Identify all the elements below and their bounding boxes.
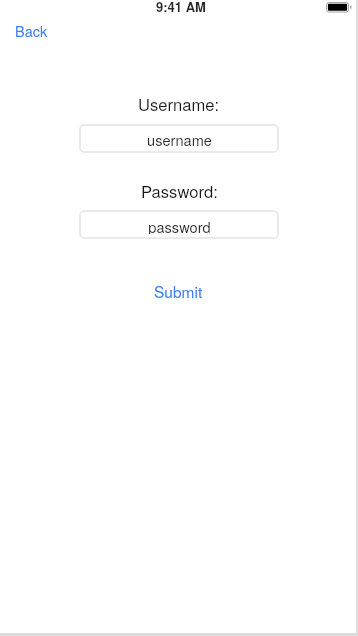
staticText: password bbox=[148, 216, 211, 234]
other: Battery full bbox=[326, 2, 352, 13]
button[interactable]: password bbox=[79, 210, 279, 239]
staticText: username bbox=[147, 129, 212, 149]
staticText: 9:41 AM bbox=[156, 0, 206, 16]
button[interactable]: username bbox=[79, 124, 279, 153]
button[interactable]: Submit bbox=[146, 276, 211, 306]
staticText: Submit bbox=[154, 280, 203, 302]
button[interactable]: Back bbox=[9, 16, 54, 45]
staticText: Password: bbox=[141, 179, 218, 203]
staticText: Back bbox=[15, 20, 48, 41]
staticText: Username: bbox=[138, 92, 220, 116]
====
- **WHAT YOU HAVE TO DO**
Put each line of the records above into a JSON list of strings, one string per line, with blank lines left out. Leave the pictures out.

- **OUTPUT OF THE TASK**
[
  "Identify all the elements below and their bounding boxes.",
  "staticText: password bbox=[148, 216, 211, 234]",
  "other: Battery full bbox=[326, 2, 352, 13]",
  "button[interactable]: password bbox=[79, 210, 279, 239]",
  "staticText: username bbox=[147, 129, 212, 149]",
  "staticText: 9:41 AM bbox=[156, 0, 206, 16]",
  "button[interactable]: username bbox=[79, 124, 279, 153]",
  "button[interactable]: Submit bbox=[146, 276, 211, 306]",
  "staticText: Submit bbox=[154, 280, 203, 302]",
  "button[interactable]: Back bbox=[9, 16, 54, 45]",
  "staticText: Password: bbox=[141, 179, 218, 203]",
  "staticText: Back bbox=[15, 20, 48, 41]",
  "staticText: Username: bbox=[138, 92, 220, 116]"
]